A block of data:
_ _ _ _ _

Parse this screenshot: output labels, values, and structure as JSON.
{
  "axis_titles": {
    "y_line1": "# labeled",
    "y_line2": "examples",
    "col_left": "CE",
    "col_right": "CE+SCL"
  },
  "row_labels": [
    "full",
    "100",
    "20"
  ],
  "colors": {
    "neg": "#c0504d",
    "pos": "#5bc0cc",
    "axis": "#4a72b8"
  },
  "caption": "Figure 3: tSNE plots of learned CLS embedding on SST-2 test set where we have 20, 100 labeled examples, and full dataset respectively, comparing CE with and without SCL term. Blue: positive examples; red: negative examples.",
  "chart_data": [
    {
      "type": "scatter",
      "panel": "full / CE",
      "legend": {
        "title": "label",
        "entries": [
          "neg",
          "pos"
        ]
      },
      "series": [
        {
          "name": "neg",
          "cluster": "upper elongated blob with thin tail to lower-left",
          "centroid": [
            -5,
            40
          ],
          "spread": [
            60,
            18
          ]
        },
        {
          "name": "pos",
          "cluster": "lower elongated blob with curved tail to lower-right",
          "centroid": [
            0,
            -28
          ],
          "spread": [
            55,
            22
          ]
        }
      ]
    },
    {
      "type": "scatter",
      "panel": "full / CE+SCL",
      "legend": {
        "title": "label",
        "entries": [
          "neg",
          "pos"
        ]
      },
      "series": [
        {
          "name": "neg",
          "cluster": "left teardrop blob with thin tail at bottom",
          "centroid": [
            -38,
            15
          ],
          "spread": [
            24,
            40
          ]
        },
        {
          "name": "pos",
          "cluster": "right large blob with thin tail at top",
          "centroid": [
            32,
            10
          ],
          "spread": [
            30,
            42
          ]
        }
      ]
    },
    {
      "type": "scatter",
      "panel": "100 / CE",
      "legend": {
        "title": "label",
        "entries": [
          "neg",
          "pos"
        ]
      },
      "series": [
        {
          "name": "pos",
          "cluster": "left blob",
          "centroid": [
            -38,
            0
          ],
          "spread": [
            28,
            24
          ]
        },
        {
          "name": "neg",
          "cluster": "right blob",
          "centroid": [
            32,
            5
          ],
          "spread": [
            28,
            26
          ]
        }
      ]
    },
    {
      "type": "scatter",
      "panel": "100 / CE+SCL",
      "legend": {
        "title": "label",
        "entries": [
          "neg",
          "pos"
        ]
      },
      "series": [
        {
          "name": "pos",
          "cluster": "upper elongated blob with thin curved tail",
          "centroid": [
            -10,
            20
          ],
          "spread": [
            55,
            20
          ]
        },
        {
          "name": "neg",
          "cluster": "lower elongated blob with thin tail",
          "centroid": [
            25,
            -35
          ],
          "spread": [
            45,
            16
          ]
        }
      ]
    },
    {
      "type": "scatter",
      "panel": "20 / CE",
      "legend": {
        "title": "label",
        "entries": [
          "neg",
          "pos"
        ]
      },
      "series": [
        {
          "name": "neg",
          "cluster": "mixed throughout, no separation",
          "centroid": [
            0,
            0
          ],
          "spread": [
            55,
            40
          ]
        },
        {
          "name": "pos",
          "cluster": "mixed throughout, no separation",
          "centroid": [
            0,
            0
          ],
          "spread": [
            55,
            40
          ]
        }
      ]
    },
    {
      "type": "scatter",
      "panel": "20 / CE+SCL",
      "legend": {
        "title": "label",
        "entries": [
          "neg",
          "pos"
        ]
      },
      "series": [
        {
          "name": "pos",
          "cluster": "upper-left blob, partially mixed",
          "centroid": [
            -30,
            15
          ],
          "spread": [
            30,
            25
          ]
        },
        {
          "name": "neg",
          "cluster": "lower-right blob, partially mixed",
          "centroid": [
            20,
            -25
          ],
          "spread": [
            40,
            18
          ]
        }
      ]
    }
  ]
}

_ _ _ _ _

Given instruction: Determine how many lines in the listing above hold the word "lower", answering with the number only.

Response: 4